> [PROBLEMS TO WORK ON]:
**a)** Retype the Afghanistan counterterrorism passage from "Far from being" up to and including "Qaeda affiliated groups.".
**b)** In the Afghanistan counterterrorism passage, what share of terrorist attacks in the West over the past five years were carried out by autonomous homegrown groups?

> [DOCUMENT PASSAGE]:
---

Former Afghanistan CIA case officer and counterterrorism adviser Marc Sageman, who has done some very impressive research on Al Qaeda and jihadi terror networks, recently made a reasoned counter-argument that if the Taliban were to regain power in Afghanistan, it is far from certain it would allow al Qaeda free reign there.

Personally, I lean towards the more troops/counterinsurgency strategy side of the Afghanistan policy debate. But Sageman, whose books on jihadi networks I highly recommend, makes some compelling points on the success of the U.S. counterterrorism approach since 9-11, the weakened state of al Qaeda and why we should stick to a counterterrorism versus counterinsurgency approach in Afghanistan and Pakistan. His prepared remarks to the Senate Foreign Relations Committee can be found here.

As for al Qaeda, Sageman contends that the group has been on the decline ever since losing its sanctuary in Afghanistan in 2001. While able to operate in South Asia and Iraq, al Qaeda has had trouble attacking the West. Over the past five years, nearly 80 percent of all terrorist attacks in the West have been carried out by “autonomous homegrown groups” with no direction or control from al Qaeda.

Far from being the “epicenter of terrorism,” Sageman argues that the Afghan-Pakistani border region is “more like the finishing school of global neo-jihadi terrorism, where a few amateur wannabes are transformed into dangerous terrorists.” The recent pattern of terrorist attacks is that of “lone wolves” linked via the internet to al Qaeda affiliated groups.

---

> [SUPPLIED DATA]:
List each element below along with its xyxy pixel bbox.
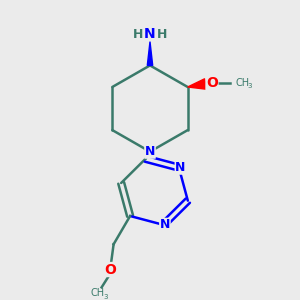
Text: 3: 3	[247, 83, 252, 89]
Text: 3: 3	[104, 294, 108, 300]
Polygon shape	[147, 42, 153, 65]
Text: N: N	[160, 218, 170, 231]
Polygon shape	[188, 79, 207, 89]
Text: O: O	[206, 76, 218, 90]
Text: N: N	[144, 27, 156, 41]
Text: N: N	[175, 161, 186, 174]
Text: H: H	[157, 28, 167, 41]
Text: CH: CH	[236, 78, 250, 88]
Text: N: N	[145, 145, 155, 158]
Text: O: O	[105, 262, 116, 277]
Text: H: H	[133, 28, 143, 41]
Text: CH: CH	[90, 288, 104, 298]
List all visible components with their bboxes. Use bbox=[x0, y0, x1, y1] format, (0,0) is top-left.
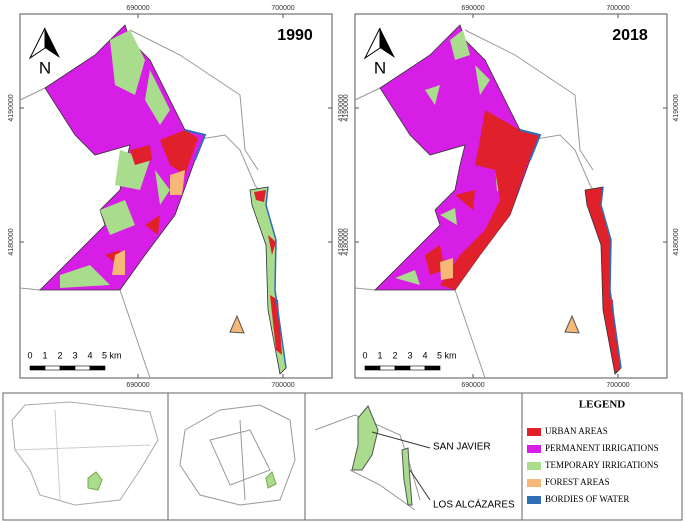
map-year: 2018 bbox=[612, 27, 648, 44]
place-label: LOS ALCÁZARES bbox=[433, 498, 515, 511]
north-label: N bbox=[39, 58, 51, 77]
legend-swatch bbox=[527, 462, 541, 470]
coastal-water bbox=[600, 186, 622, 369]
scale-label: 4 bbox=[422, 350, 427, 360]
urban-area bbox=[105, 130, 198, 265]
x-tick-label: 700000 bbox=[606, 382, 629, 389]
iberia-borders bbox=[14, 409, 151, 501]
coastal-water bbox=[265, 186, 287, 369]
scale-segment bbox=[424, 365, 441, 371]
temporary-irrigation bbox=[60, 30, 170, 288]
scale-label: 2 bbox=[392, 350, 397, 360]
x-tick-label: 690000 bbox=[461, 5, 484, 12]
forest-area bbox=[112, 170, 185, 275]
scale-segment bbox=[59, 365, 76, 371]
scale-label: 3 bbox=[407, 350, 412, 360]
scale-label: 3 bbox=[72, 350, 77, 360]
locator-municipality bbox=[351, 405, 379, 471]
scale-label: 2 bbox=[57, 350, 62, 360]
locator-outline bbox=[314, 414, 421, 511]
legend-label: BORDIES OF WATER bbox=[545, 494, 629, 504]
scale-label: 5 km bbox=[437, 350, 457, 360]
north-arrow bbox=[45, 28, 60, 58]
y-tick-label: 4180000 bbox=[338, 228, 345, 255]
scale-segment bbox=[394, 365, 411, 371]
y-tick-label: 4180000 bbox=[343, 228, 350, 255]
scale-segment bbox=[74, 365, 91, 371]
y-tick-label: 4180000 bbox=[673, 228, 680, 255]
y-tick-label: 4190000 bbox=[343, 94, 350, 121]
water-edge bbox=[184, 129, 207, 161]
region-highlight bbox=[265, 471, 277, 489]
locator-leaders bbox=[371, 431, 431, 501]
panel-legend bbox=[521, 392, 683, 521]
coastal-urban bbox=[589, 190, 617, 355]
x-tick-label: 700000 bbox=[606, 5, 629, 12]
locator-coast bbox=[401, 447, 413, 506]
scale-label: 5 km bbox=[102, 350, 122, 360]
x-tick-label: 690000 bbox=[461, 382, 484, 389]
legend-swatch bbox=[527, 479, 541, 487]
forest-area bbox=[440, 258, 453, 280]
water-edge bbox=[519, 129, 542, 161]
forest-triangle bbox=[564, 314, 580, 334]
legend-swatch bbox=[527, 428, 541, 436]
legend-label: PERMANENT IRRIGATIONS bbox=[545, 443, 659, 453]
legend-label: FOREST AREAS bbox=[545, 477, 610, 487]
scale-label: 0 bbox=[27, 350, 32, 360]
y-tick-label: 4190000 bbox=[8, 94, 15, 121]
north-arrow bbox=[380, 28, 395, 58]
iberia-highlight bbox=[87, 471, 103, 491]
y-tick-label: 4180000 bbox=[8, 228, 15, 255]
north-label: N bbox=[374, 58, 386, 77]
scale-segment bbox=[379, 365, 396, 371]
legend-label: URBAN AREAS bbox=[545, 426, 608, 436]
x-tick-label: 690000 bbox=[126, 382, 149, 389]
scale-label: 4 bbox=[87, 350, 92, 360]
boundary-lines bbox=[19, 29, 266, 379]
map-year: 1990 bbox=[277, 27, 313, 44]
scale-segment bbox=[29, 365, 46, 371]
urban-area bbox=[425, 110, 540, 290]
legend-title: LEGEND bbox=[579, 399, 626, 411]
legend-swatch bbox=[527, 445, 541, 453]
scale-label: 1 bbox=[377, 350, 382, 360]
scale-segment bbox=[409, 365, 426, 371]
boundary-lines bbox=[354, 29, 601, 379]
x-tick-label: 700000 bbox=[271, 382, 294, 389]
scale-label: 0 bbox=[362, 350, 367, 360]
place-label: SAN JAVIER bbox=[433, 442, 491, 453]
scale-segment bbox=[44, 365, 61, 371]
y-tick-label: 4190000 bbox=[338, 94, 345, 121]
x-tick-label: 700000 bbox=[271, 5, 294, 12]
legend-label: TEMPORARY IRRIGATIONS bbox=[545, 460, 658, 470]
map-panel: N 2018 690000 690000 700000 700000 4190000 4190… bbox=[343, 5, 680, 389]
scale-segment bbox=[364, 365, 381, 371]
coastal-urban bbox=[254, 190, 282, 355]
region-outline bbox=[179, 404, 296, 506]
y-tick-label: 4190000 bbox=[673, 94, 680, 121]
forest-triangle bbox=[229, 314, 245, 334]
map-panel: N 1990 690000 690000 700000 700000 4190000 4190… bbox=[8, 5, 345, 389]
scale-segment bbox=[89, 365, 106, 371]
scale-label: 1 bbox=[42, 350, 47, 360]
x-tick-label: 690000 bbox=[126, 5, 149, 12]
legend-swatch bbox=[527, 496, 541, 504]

---

> [REPLIES]:
**a)**
Far from being the “epicenter of terrorism,” Sageman argues that the Afghan-Pakistani border region is “more like the finishing school of global neo-jihadi terrorism, where a few amateur wannabes are transformed into dangerous terrorists.” The recent pattern of terrorist attacks is that of “lone wolves” linked via the internet to al Qaeda affiliated groups.

**b)** Nearly 80 percent.